▶ [Required work]
In the entries below, find every line with "extension" and copy it.

▶ [Data section]

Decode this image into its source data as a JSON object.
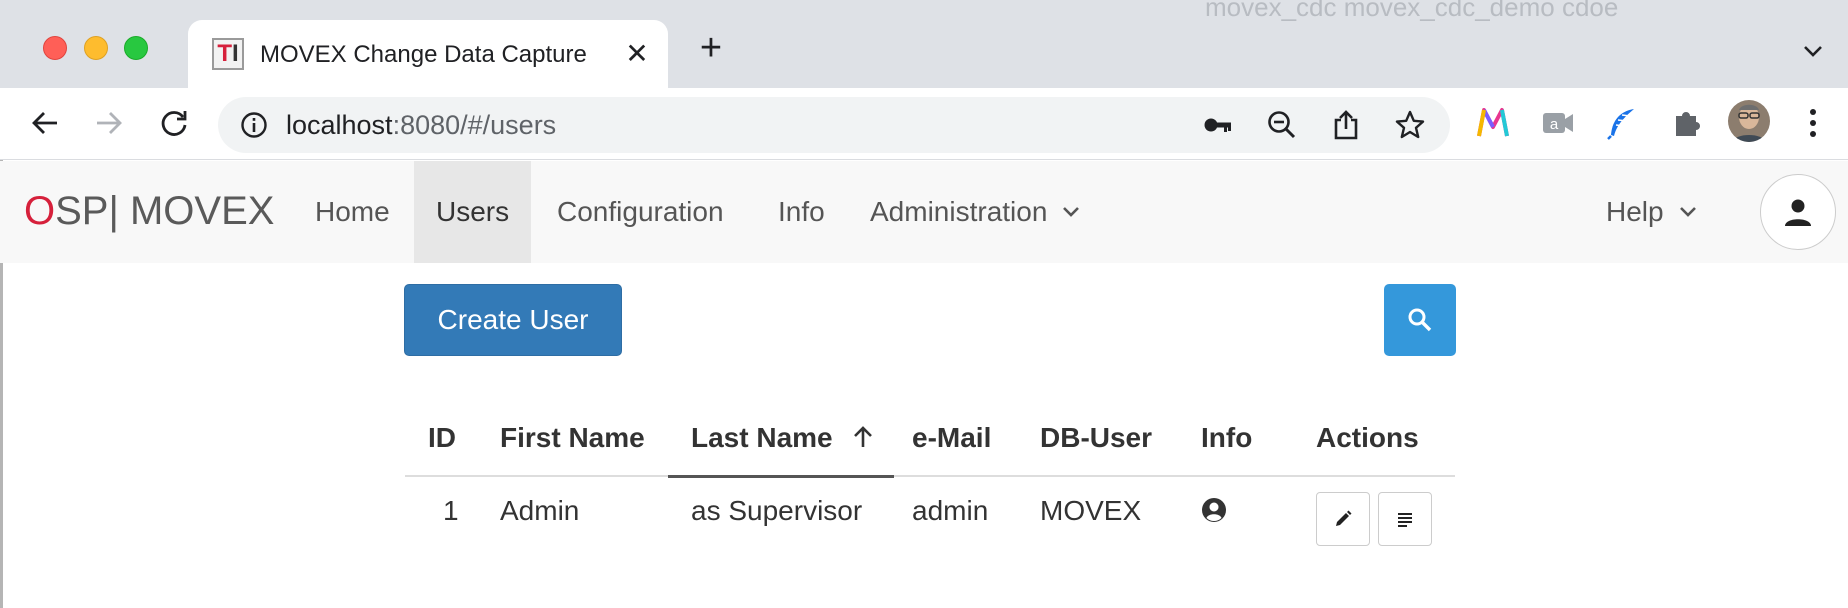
{
  "browser": {
    "background_ghost_text": "movex_cdc    movex_cdc_demo cdoe",
    "tab": {
      "favicon_letters": "TI",
      "title": "MOVEX Change Data Capture",
      "close_symbol": "✕"
    },
    "new_tab_symbol": "+",
    "address": {
      "host": "localhost",
      "rest": ":8080/#/users"
    },
    "icons": [
      "back-icon",
      "forward-icon",
      "reload-icon",
      "info-icon",
      "key-icon",
      "zoom-out-icon",
      "share-icon",
      "star-icon",
      "extension-m-icon",
      "extension-a-icon",
      "extension-feather-icon",
      "puzzle-icon",
      "profile-avatar-icon",
      "kebab-menu-icon",
      "tab-dropdown-icon"
    ]
  },
  "app": {
    "brand": {
      "o": "O",
      "sp": "SP",
      "sep": "|",
      "movex": " MOVEX"
    },
    "nav": {
      "home": "Home",
      "users": "Users",
      "configuration": "Configuration",
      "info": "Info",
      "administration": "Administration",
      "help": "Help"
    },
    "colors": {
      "brand_red": "#d6203b",
      "primary": "#337ab7",
      "search": "#3498db"
    }
  },
  "main": {
    "create_user_label": "Create User",
    "table": {
      "headers": {
        "id": "ID",
        "first_name": "First Name",
        "last_name": "Last Name",
        "email": "e-Mail",
        "db_user": "DB-User",
        "info": "Info",
        "actions": "Actions"
      },
      "sorted_by": "Last Name",
      "sort_direction": "ascending",
      "rows": [
        {
          "id": "1",
          "first_name": "Admin",
          "last_name": "as Supervisor",
          "email": "admin",
          "db_user": "MOVEX",
          "info_icon": "user-circle-icon",
          "action_icons": [
            "edit-icon",
            "details-icon"
          ]
        }
      ]
    }
  }
}
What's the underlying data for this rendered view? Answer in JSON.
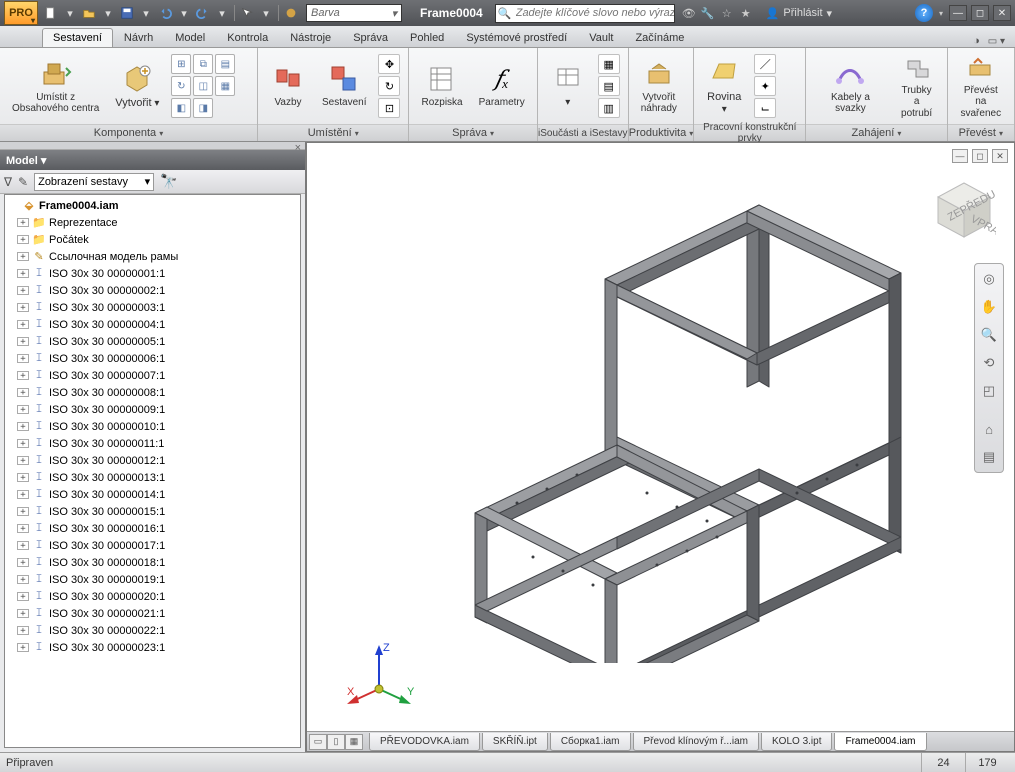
{
  "titlebar": {
    "logo_sub": "PRO",
    "color_label": "Barva",
    "doc_title": "Frame0004",
    "search_placeholder": "Zadejte klíčové slovo nebo výraz.",
    "signin": "Přihlásit"
  },
  "ribbon_tabs": [
    "Sestavení",
    "Návrh",
    "Model",
    "Kontrola",
    "Nástroje",
    "Správa",
    "Pohled",
    "Systémové prostředí",
    "Vault",
    "Začínáme"
  ],
  "ribbon_active": 0,
  "panels": {
    "komponenta": {
      "label": "Komponenta",
      "umistit": "Umístit z\nObsahového centra",
      "vytvorit": "Vytvořit"
    },
    "umisteni": {
      "label": "Umístění",
      "vazby": "Vazby",
      "sestaveni": "Sestavení"
    },
    "sprava": {
      "label": "Správa",
      "rozpiska": "Rozpiska",
      "parametry": "Parametry",
      "fx": "𝑓ₓ"
    },
    "isouc": {
      "label": "iSoučásti a iSestavy"
    },
    "produkt": {
      "label": "Produktivita",
      "vytvorit_nahrady": "Vytvořit\nnáhrady"
    },
    "prac": {
      "label": "Pracovní konstrukční prvky",
      "rovina": "Rovina"
    },
    "zahajeni": {
      "label": "Zahájení",
      "kabely": "Kabely a svazky",
      "trubky": "Trubky\na potrubí"
    },
    "prevest": {
      "label": "Převést",
      "prevest_svar": "Převést na\nsvařenec"
    }
  },
  "browser": {
    "title": "Model",
    "view_mode": "Zobrazení sestavy",
    "root": "Frame0004.iam",
    "top_nodes": [
      {
        "label": "Reprezentace",
        "icon": "fold"
      },
      {
        "label": "Počátek",
        "icon": "fold"
      },
      {
        "label": "Ссылочная модель рамы",
        "icon": "ref"
      }
    ],
    "parts_prefix": "ISO 30x 30 0000000",
    "parts_prefix2": "ISO 30x 30 000000",
    "parts_suffix": ":1",
    "parts_count": 23
  },
  "triad": {
    "x": "X",
    "y": "Y",
    "z": "Z"
  },
  "doc_tabs": [
    "PŘEVODOVKA.iam",
    "SKŘÍŇ.ipt",
    "Сборка1.iam",
    "Převod klínovým ř...iam",
    "KOLO 3.ipt",
    "Frame0004.iam"
  ],
  "doc_tab_active": 5,
  "status": {
    "text": "Připraven",
    "num1": "24",
    "num2": "179"
  }
}
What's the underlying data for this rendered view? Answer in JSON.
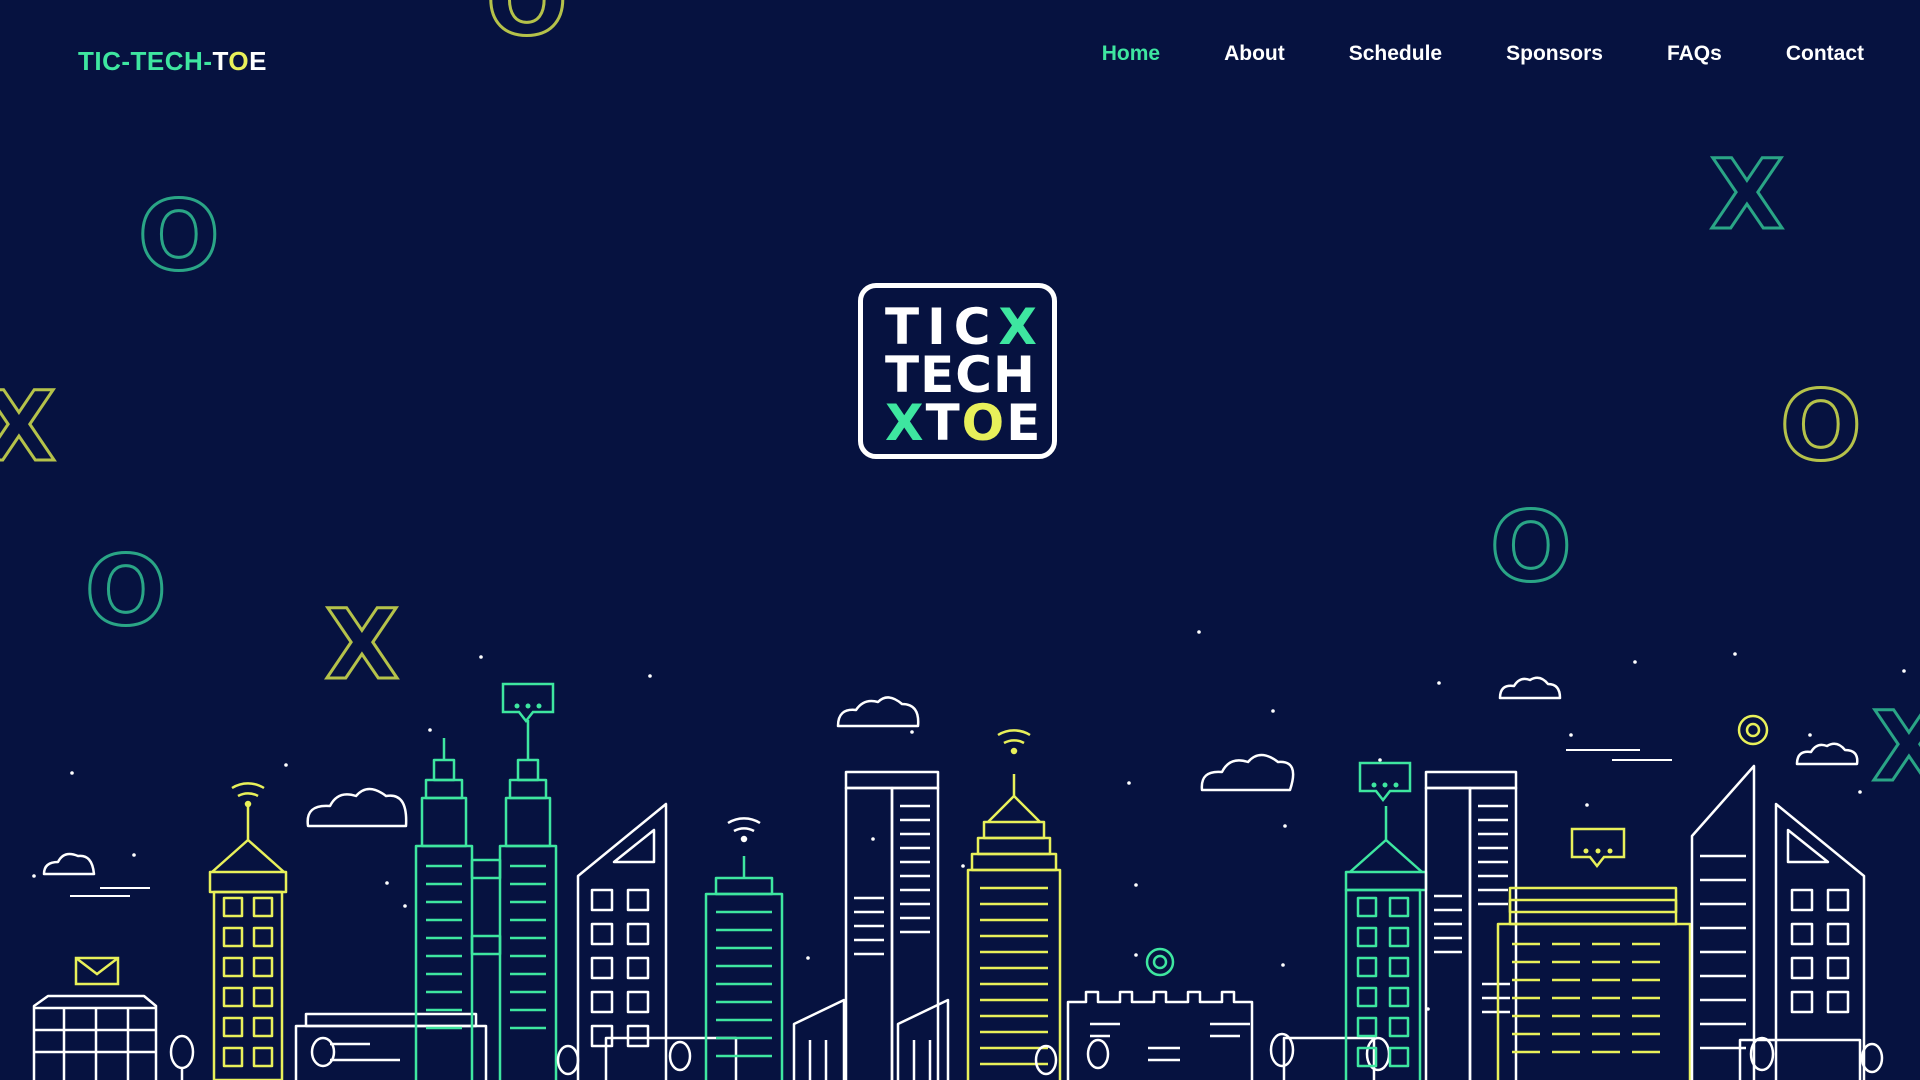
{
  "brand": {
    "part1": "TIC-TECH-",
    "part2": "T",
    "part3": "O",
    "part4": "E"
  },
  "nav": {
    "items": [
      "Home",
      "About",
      "Schedule",
      "Sponsors",
      "FAQs",
      "Contact"
    ],
    "active": "Home"
  },
  "logo": {
    "row1a": "TIC",
    "row1b": "X",
    "row2": "TECH",
    "row3a": "X",
    "row3b": "T",
    "row3c": "O",
    "row3d": "E"
  },
  "colors": {
    "background": "#061240",
    "green": "#3ee6a0",
    "teal": "#2aa586",
    "yellow": "#e8f05a",
    "olive": "#b5c24a",
    "white": "#ffffff"
  }
}
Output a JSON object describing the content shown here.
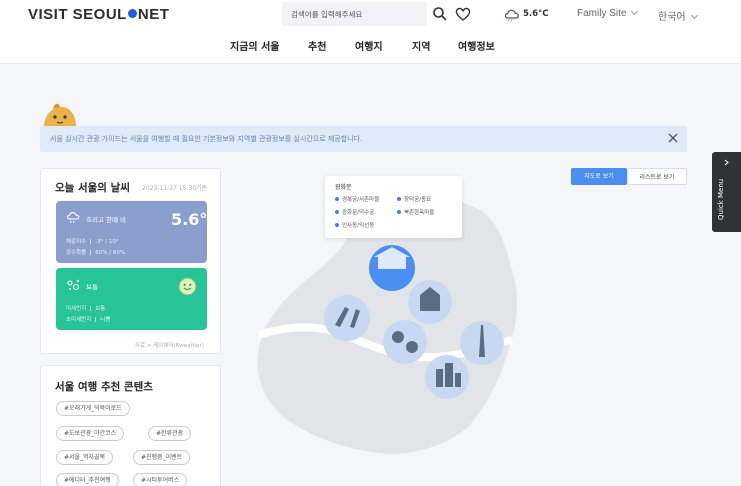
{
  "header": {
    "logo_left": "VISIT SEOUL",
    "logo_right": "NET",
    "search_placeholder": "검색어를 입력해주세요",
    "search_icon": "search-icon",
    "wishlist_icon": "heart-icon",
    "weather_icon": "cloud-icon",
    "temperature": "5.6°C",
    "family_site": "Family Site",
    "language": "한국어"
  },
  "nav": [
    "지금의 서울",
    "추천",
    "여행지",
    "지역",
    "여행정보"
  ],
  "banner": {
    "text": "서울 실시간 관광 가이드는 서울을 여행할 때 필요한 기본정보와 지역별 관광정보를 실시간으로 제공합니다.",
    "close_icon": "close-icon"
  },
  "weather": {
    "title": "오늘 서울의 날씨",
    "datetime": "2023-11-27 15:30기준",
    "condition": "흐리고 한때 비",
    "temperature": "5.6°",
    "feels_label": "체감지수",
    "feels_value": "-3° / 10°",
    "rain_label": "강수확률",
    "rain_value": "60% / 60%",
    "air_status": "보통",
    "fine_dust_label": "미세먼지",
    "fine_dust_value": "보통",
    "ultrafine_label": "초미세먼지",
    "ultrafine_value": "나쁨",
    "source": "자료 > 케이웨더(Kweather)"
  },
  "recommend": {
    "title": "서울 여행 추천 콘텐츠",
    "tags": [
      "#오래가게_덕북이로드",
      "#도보관광_야간코스",
      "#한류관광",
      "#서울_먹자골목",
      "#진행중_이벤트",
      "#에디터_추천여행",
      "#시티투어버스"
    ]
  },
  "map": {
    "map_view": "지도로 보기",
    "list_view": "리스트로 보기",
    "legend_title": "광화문",
    "legend_items": [
      "경복궁/서촌마을",
      "창덕궁/종묘",
      "광화문/덕수궁",
      "북촌한옥마을",
      "인사동/익선동"
    ],
    "accent_color": "#4a8ff0",
    "land_color": "#dfe3e8",
    "river_color": "#ffffff"
  },
  "quick_menu": "Quick Menu"
}
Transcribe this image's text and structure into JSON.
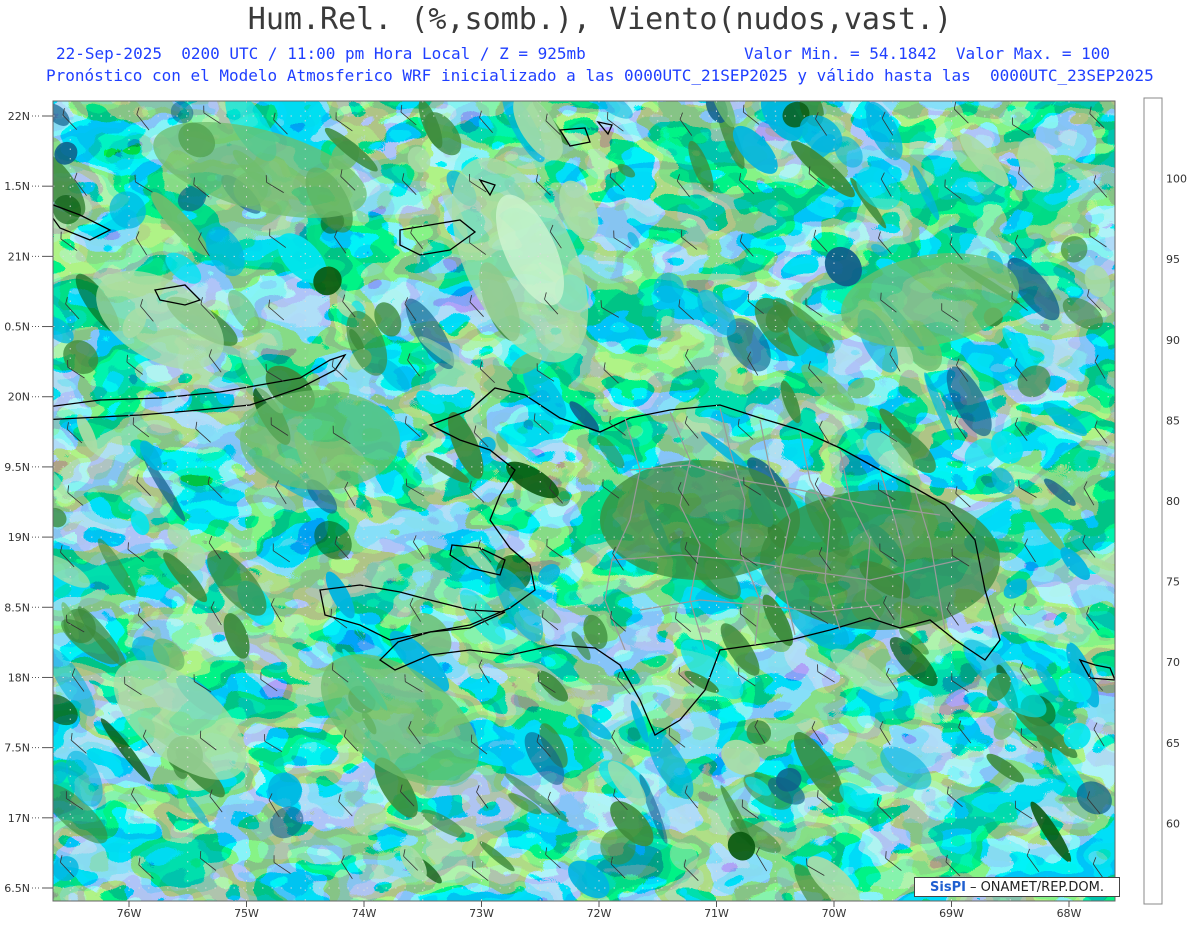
{
  "header": {
    "title": "Hum.Rel. (%,somb.), Viento(nudos,vast.)",
    "line1_left": "22-Sep-2025  0200 UTC / 11:00 pm Hora Local / Z = 925mb",
    "line1_right": "Valor Min. = 54.1842  Valor Max. = 100",
    "line2": "Pronóstico con el Modelo Atmosferico WRF inicializado a las 0000UTC_21SEP2025 y válido hasta las  0000UTC_23SEP2025"
  },
  "map": {
    "lat_labels": [
      "22N",
      "1.5N",
      "21N",
      "0.5N",
      "20N",
      "9.5N",
      "19N",
      "8.5N",
      "18N",
      "7.5N",
      "17N",
      "6.5N"
    ],
    "lon_labels": [
      "76W",
      "75W",
      "74W",
      "73W",
      "72W",
      "71W",
      "70W",
      "69W",
      "68W"
    ],
    "lat_range": [
      16.5,
      22.0
    ],
    "lon_range": [
      -76.6,
      -67.6
    ],
    "colors": {
      "rh_60": "#e8e8e8",
      "rh_65": "#d2f5d2",
      "rh_70": "#a9dda6",
      "rh_75": "#6fbd6c",
      "rh_80": "#3d8b3c",
      "rh_85": "#0a5a10",
      "rh_90": "#0f5f8a",
      "rh_95": "#00b5e0",
      "rh_100": "#00e6f0",
      "rh_max": "#9bf4f6",
      "coast": "#000000",
      "provinces": "#9a9a9a"
    }
  },
  "colorbar": {
    "labels": [
      "100",
      "95",
      "90",
      "85",
      "80",
      "75",
      "70",
      "65",
      "60"
    ]
  },
  "credit": {
    "logo": "SisPI",
    "text": "– ONAMET/REP.DOM."
  }
}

▶ [Full response]
      "extension-m-icon",
      "extension-a-icon",
      "extension-feather-icon",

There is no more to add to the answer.